- Your goal -
Look through the material below. Copy each line that contains the string "software".
-- Start Material for this task --
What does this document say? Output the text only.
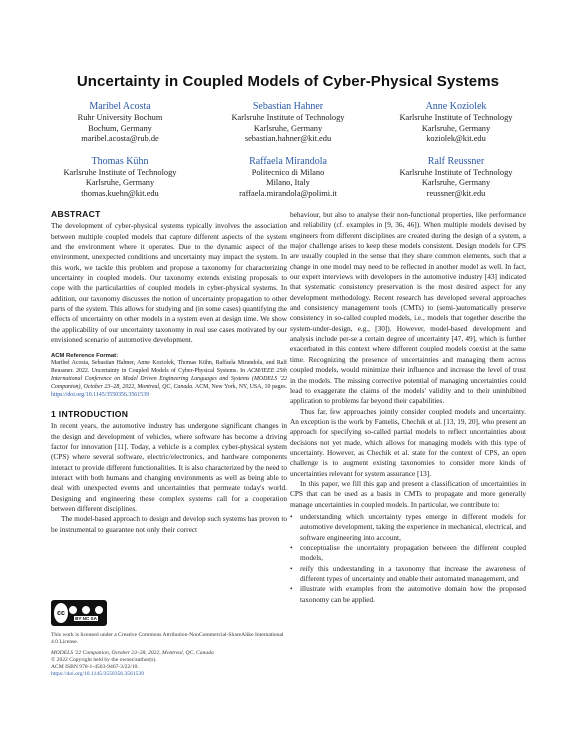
Uncertainty in Coupled Models of Cyber-Physical Systems
Maribel Acosta
Ruhr University Bochum
Bochum, Germany
maribel.acosta@rub.de
Sebastian Hahner
Karlsruhe Institute of Technology
Karlsruhe, Germany
sebastian.hahner@kit.edu
Anne Koziolek
Karlsruhe Institute of Technology
Karlsruhe, Germany
koziolek@kit.edu
Thomas Kühn
Karlsruhe Institute of Technology
Karlsruhe, Germany
thomas.kuehn@kit.edu
Raffaela Mirandola
Politecnico di Milano
Milano, Italy
raffaela.mirandola@polimi.it
Ralf Reussner
Karlsruhe Institute of Technology
Karlsruhe, Germany
reussner@kit.edu
ABSTRACT

The development of cyber-physical systems typically involves the association between multiple coupled models that capture different aspects of the system and the environment where it operates. Due to the dynamic aspect of the environment, unexpected conditions and uncertainty may impact the system. In this work, we tackle this problem and propose a taxonomy for characterizing uncertainty in coupled models. Our taxonomy extends existing proposals to cope with the particularities of coupled models in cyber-physical systems. In addition, our taxonomy discusses the notion of uncertainty propagation to other parts of the system. This allows for studying and (in some cases) quantifying the effects of uncertainty on other models in a system even at design time. We show the applicability of our uncertainty taxonomy in real use cases motivated by our envisioned scenario of automotive development.

ACM Reference Format:
Maribel Acosta, Sebastian Hahner, Anne Koziolek, Thomas Kühn, Raffaela Mirandola, and Ralf Reussner. 2022. Uncertainty in Coupled Models of Cyber-Physical Systems. In ACM/IEEE 25th International Conference on Model Driven Engineering Languages and Systems (MODELS '22 Companion), October 23–28, 2022, Montreal, QC, Canada. ACM, New York, NY, USA, 10 pages. https://doi.org/10.1145/3550356.3561539
1 INTRODUCTION

In recent years, the automotive industry has undergone significant changes in the design and development of vehicles, where software has become a driving factor for innovation [11]. Today, a vehicle is a complex cyber-physical system (CPS) where several software, electric/electronics, and hardware components interact to provide different functionalities. It is also characterized by the need to interact with both humans and changing environments as well as being able to deal with unexpected events and uncertainties that permeate today's world. Designing and engineering these complex systems call for a cooperation between different disciplines.

The model-based approach to design and develop such systems has proven to be instrumental to guarantee not only their correct

behaviour, but also to analyse their non-functional properties, like performance and reliability (cf. examples in [9, 36, 46]). When multiple models devised by engineers from different disciplines are created during the design of a system, a major challenge arises to keep these models consistent. Design models for CPS are usually coupled in the sense that they share common elements, such that a change in one model may need to be reflected in another model as well. In fact, our expert interviews with developers in the automotive industry [43] indicated that systematic consistency preservation is the most desired aspect for any development methodology. Recent research has developed several approaches and consistency management tools (CMTs) to (semi-)automatically preserve consistency in so-called coupled models, i.e., models that together describe the system-under-design, e.g., [30]). However, model-based development and analysis include per-se a certain degree of uncertainty [47, 49], which is further exacerbated in this context where different coupled models coexist at the same time. Recognizing the presence of uncertainties and managing them across coupled models, would minimize their influence and increase the level of trust in the models. The missing corrective potential of managing uncertainties could lead to exaggerate the claims of the models' validity and to their uninhibited application to problems far beyond their capabilities.

Thus far, few approaches jointly consider coupled models and uncertainty. An exception is the work by Famelis, Chechik et al. [13, 19, 20], who present an approach for specifying so-called partial models to reflect uncertainties about decisions not yet made, which allows for managing models with this type of uncertainty. However, as Chechik et al. state for the context of CPS, an open challenge is to augment existing taxonomies to consider more kinds of uncertainties relevant for system assurance [13].

In this paper, we fill this gap and present a classification of uncertainties in CPS that can be used as a basis in CMTs to propagate and more generally manage uncertainties in coupled models. In particular, we contribute to:

• understanding which uncertainty types emerge in different models for automotive development, taking the experience in mechanical, electrical, and software engineering into account,
• conceptualise the uncertainty propagation between the different coupled models,
• reify this understanding in a taxonomy that increase the awareness of different types of uncertainty and enable their automated management, and
• illustrate with examples from the automotive domain how the proposed taxonomy can be applied.
cc
BY NC SA
This work is licensed under a Creative Commons Attribution-NonCommercial-ShareAlike International 4.0 License.
MODELS '22 Companion, October 23–28, 2022, Montreal, QC, Canada
© 2022 Copyright held by the owner/author(s).
ACM ISBN 978-1-4503-9467-3/22/10.
https://doi.org/10.1145/3550356.3561539
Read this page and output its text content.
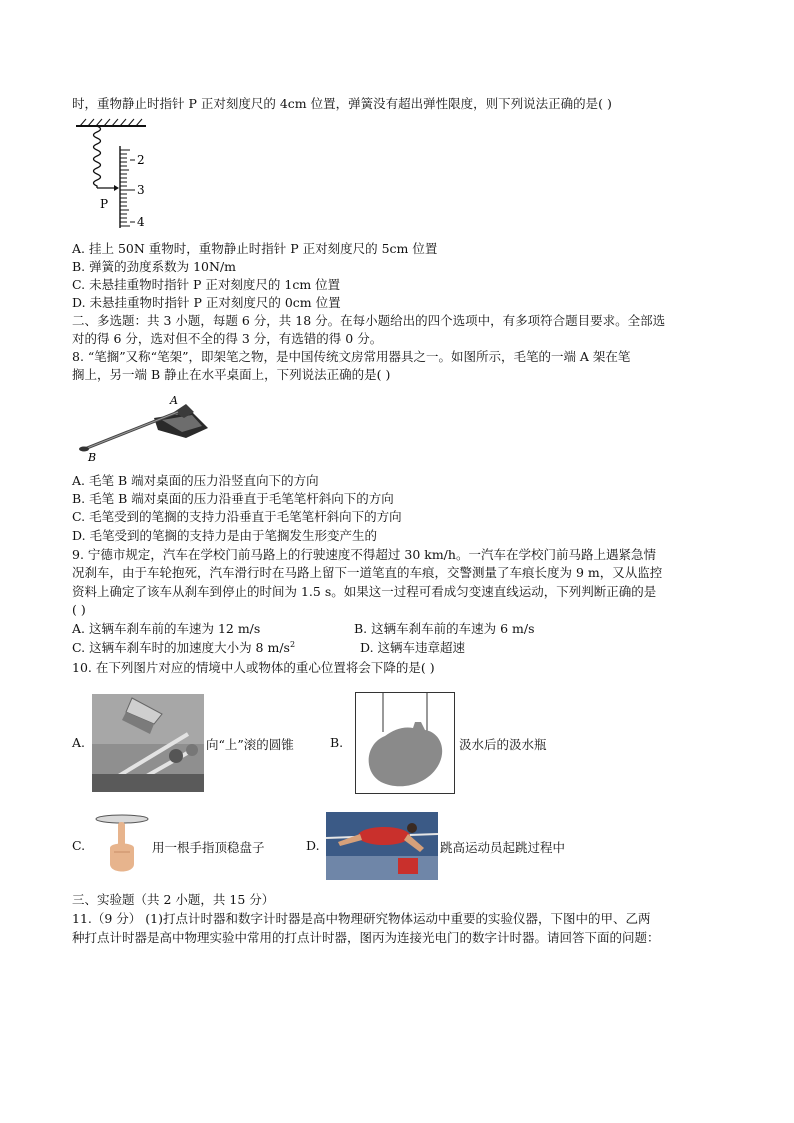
时，重物静止时指针 P 正对刻度尺的 4cm 位置，弹簧没有超出弹性限度，则下列说法正确的是( )
2
3
4
P
A. 挂上 50N 重物时，重物静止时指针 P 正对刻度尺的 5cm 位置
B. 弹簧的劲度系数为 10N/m
C. 未悬挂重物时指针 P 正对刻度尺的 1cm 位置
D. 未悬挂重物时指针 P 正对刻度尺的 0cm 位置
二、多选题：共 3 小题，每题 6 分，共 18 分。在每小题给出的四个选项中，有多项符合题目要求。全部选
对的得 6 分，选对但不全的得 3 分，有选错的得 0 分。
8. “笔搁”又称“笔架”，即架笔之物，是中国传统文房常用器具之一。如图所示，毛笔的一端 A 架在笔
搁上，另一端 B 静止在水平桌面上，下列说法正确的是( )
A
B
A. 毛笔 B 端对桌面的压力沿竖直向下的方向
B. 毛笔 B 端对桌面的压力沿垂直于毛笔笔杆斜向下的方向
C. 毛笔受到的笔搁的支持力沿垂直于毛笔笔杆斜向下的方向
D. 毛笔受到的笔搁的支持力是由于笔搁发生形变产生的
9. 宁德市规定，汽车在学校门前马路上的行驶速度不得超过 30 km/h。一汽车在学校门前马路上遇紧急情
况刹车，由于车轮抱死，汽车滑行时在马路上留下一道笔直的车痕，交警测量了车痕长度为 9 m，又从监控
资料上确定了该车从刹车到停止的时间为 1.5 s。如果这一过程可看成匀变速直线运动，下列判断正确的是
( )
A. 这辆车刹车前的车速为 12 m/s	B. 这辆车刹车前的车速为 6 m/s
C. 这辆车刹车时的加速度大小为 8 $m/s^2$	D. 这辆车违章超速
10. 在下列图片对应的情境中人或物体的重心位置将会下降的是( )
A.	向“上”滚的圆锥	B.	汲水后的汲水瓶
C.	用一根手指顶稳盘子	D.	跳高运动员起跳过程中
三、实验题（共 2 小题，共 15 分）
11.（9 分） (1)打点计时器和数字计时器是高中物理研究物体运动中重要的实验仪器，下图中的甲、乙两
种打点计时器是高中物理实验中常用的打点计时器，图丙为连接光电门的数字计时器。请回答下面的问题：
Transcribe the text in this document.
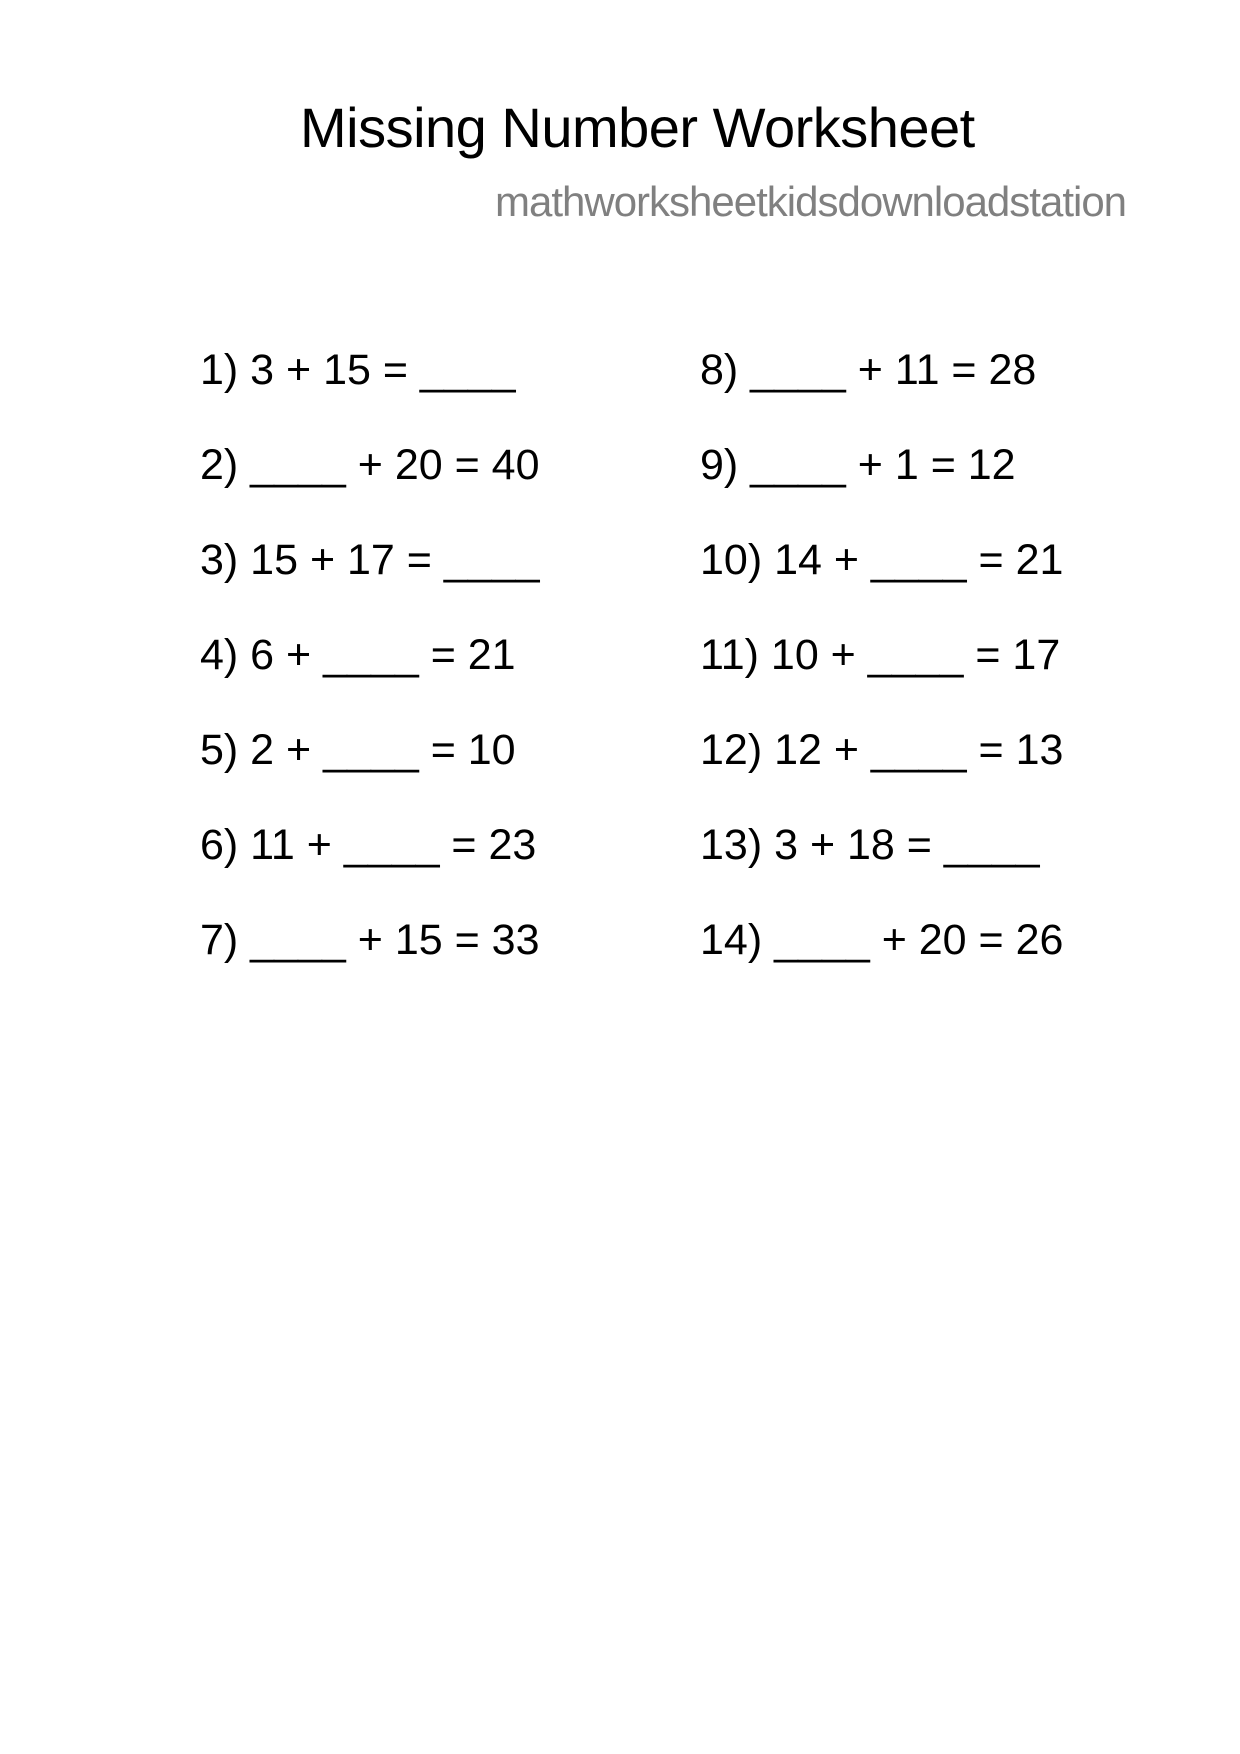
Missing Number Worksheet
mathworksheetkidsdownloadstation
1) 3 + 15 = ____
2) ____ + 20 = 40
3) 15 + 17 = ____
4) 6 + ____ = 21
5) 2 + ____ = 10
6) 11 + ____ = 23
7) ____ + 15 = 33
8) ____ + 11 = 28
9) ____ + 1 = 12
10) 14 + ____ = 21
11) 10 + ____ = 17
12) 12 + ____ = 13
13) 3 + 18 = ____
14) ____ + 20 = 26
-- End Material for this task --
- Expected output -
In recent years, the automotive industry has undergone significant changes in the design and development of vehicles, where software has become a driving factor for innovation [11]. Today, a vehicle is a complex cyber-physical system (CPS) where several software, electric/electronics, and hardware components interact to provide different functionalities. It is also characterized by the need to interact with both humans and changing environments as well as being able to deal with unexpected events and uncertainties that permeate today's world. Designing and engineering these complex systems call for a cooperation between different disciplines.
• understanding which uncertainty types emerge in different models for automotive development, taking the experience in mechanical, electrical, and software engineering into account,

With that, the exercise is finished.